Take every line from the listing below that includes "Interest" and copy it.

+ + + +

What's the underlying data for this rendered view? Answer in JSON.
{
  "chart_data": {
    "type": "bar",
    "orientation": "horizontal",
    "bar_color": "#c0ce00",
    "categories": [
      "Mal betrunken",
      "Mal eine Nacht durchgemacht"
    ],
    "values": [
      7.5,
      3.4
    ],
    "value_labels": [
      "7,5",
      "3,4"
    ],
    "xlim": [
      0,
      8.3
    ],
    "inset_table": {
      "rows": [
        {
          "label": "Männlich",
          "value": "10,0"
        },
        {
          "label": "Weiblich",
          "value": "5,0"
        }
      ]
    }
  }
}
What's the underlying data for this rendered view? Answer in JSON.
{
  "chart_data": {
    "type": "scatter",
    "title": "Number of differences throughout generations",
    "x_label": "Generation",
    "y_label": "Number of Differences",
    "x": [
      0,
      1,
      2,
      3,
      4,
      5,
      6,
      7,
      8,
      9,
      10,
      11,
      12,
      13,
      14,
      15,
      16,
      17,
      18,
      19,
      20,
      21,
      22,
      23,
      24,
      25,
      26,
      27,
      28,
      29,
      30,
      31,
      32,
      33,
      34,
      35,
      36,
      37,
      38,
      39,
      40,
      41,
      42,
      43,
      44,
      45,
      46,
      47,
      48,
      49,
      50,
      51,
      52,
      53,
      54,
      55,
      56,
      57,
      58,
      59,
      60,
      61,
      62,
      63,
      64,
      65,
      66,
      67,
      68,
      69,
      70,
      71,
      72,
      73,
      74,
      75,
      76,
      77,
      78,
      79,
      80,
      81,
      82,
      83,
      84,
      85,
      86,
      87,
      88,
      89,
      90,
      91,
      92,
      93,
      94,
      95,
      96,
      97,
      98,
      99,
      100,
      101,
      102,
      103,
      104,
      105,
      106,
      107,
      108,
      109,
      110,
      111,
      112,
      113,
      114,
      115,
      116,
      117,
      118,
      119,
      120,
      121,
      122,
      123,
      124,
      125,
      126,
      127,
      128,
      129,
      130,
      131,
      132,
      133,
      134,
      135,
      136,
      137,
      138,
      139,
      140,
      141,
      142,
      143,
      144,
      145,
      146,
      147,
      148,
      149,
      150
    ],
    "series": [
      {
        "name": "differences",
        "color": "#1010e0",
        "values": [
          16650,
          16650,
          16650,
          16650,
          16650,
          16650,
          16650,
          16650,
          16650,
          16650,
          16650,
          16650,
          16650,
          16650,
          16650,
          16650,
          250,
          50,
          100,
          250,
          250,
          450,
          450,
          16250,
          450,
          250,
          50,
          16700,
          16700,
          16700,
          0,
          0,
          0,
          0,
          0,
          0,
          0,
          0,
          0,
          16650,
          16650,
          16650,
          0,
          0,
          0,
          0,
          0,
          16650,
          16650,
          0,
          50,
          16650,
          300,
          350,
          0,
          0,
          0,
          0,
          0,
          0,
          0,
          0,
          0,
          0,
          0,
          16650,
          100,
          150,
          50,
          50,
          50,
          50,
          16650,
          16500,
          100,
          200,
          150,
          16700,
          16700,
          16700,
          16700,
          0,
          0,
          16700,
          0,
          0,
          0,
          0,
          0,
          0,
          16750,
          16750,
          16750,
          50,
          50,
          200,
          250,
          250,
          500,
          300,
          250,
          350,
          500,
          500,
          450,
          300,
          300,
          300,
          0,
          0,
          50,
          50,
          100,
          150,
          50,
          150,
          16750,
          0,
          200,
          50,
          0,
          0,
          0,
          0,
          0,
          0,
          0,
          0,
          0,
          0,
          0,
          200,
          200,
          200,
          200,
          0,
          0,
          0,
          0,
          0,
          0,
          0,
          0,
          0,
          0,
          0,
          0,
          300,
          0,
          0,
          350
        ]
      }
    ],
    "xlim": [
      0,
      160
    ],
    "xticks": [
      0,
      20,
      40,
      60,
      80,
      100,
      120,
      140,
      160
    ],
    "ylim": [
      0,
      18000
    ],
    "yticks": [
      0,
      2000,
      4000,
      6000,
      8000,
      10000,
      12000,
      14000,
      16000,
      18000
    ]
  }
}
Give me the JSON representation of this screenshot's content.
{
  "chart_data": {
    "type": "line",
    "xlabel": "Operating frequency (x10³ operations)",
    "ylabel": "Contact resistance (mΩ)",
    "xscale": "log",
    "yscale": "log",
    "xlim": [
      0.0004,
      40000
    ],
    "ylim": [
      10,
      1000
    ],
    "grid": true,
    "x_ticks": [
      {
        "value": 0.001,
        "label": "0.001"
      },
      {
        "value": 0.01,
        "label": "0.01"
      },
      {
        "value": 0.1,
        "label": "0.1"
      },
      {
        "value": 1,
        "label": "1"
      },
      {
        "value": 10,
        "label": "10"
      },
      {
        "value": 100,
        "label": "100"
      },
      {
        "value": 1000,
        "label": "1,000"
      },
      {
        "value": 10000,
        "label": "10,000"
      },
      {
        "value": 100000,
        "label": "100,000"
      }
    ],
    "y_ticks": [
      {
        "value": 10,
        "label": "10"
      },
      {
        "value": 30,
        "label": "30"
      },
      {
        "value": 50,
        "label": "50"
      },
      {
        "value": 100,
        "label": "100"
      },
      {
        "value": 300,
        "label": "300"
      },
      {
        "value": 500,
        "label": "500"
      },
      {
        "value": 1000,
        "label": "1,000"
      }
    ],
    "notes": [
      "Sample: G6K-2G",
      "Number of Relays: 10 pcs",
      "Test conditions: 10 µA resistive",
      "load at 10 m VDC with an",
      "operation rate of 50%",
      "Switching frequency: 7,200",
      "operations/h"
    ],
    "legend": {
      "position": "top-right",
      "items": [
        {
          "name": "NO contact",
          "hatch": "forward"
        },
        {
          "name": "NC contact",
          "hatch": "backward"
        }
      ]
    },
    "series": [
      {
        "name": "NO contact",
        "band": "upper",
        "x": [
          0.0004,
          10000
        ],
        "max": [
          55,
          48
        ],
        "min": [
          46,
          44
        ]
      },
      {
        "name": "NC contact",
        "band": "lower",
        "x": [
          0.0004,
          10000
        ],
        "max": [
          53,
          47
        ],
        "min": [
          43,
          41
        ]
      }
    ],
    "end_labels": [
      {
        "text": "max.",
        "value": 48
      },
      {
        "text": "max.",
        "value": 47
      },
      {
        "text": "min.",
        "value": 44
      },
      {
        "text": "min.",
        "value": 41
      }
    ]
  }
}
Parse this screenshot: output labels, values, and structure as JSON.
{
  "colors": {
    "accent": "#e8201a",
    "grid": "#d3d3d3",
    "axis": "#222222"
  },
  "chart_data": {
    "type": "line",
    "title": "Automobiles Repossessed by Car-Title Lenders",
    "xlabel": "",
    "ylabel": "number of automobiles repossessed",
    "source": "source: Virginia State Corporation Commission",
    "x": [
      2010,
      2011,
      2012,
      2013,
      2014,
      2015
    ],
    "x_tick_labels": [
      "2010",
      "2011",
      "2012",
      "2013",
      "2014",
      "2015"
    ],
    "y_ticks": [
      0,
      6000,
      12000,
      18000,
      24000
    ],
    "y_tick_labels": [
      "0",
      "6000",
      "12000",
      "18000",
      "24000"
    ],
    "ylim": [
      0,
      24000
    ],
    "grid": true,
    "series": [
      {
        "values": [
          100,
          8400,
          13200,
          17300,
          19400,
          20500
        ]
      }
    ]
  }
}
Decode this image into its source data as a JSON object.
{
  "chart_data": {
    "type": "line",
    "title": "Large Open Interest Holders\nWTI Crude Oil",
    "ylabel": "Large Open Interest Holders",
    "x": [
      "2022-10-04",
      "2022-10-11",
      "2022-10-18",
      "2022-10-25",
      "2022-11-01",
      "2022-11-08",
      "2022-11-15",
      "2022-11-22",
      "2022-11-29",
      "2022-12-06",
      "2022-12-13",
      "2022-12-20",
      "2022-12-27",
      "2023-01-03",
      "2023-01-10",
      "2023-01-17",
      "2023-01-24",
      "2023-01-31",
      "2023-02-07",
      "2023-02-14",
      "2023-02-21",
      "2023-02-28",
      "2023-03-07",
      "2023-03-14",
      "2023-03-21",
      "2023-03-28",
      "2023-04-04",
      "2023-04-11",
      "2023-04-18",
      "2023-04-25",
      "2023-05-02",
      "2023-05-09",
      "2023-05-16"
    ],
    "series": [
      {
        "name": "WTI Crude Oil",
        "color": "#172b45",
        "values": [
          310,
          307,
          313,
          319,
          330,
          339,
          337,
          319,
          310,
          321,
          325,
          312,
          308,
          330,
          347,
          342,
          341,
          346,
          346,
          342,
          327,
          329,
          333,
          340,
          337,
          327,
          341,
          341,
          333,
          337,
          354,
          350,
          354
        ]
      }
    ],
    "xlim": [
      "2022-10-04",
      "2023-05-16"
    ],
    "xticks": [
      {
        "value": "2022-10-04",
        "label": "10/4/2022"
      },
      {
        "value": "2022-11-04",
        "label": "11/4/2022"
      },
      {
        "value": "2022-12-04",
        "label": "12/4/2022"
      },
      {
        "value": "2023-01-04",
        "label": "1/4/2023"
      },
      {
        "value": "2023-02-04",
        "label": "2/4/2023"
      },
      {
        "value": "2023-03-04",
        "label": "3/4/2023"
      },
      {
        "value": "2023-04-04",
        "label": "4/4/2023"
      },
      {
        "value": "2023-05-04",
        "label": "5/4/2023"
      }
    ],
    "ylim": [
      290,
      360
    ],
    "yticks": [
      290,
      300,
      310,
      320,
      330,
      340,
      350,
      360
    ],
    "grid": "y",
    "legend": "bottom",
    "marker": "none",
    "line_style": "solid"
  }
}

+ + + +

#### The answer:
    "title": "Large Open Interest Holders\nWTI Crude Oil",
    "ylabel": "Large Open Interest Holders",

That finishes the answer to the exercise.